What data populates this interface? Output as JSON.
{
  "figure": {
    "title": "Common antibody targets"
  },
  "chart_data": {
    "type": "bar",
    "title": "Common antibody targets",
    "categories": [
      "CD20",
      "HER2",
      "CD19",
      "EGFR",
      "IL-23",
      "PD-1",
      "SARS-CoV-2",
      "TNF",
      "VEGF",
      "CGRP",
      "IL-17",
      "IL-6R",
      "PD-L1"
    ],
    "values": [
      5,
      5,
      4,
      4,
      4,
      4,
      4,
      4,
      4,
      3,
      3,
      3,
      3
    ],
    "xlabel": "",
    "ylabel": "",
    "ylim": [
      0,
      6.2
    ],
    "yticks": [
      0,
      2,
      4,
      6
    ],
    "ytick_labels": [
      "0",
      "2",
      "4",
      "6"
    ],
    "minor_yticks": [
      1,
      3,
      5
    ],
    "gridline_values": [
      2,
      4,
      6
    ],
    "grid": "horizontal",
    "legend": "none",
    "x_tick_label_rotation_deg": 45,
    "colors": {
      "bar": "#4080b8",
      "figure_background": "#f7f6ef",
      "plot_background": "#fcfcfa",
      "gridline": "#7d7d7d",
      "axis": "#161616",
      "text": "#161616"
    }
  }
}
● ● ●
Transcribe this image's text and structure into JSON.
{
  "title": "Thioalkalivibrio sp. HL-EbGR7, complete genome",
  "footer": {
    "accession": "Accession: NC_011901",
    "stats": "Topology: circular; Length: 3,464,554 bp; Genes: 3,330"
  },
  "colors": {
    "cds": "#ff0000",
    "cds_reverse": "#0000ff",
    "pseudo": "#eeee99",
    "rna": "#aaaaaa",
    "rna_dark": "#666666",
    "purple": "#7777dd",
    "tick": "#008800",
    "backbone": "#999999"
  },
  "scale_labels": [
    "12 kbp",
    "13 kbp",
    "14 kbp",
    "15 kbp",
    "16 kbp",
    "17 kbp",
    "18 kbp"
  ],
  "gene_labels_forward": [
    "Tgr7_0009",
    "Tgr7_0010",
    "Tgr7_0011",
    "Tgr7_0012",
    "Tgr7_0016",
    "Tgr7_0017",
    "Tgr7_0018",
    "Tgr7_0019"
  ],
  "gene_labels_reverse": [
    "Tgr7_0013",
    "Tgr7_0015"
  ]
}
● ● ●
> [WHAT NEEDS TO BE DONE]
Filter on the word "antibody": copy each matching line from the entries above.

> [EXPECTED ANSWER]
    "title": "Common antibody targets"
    "title": "Common antibody targets",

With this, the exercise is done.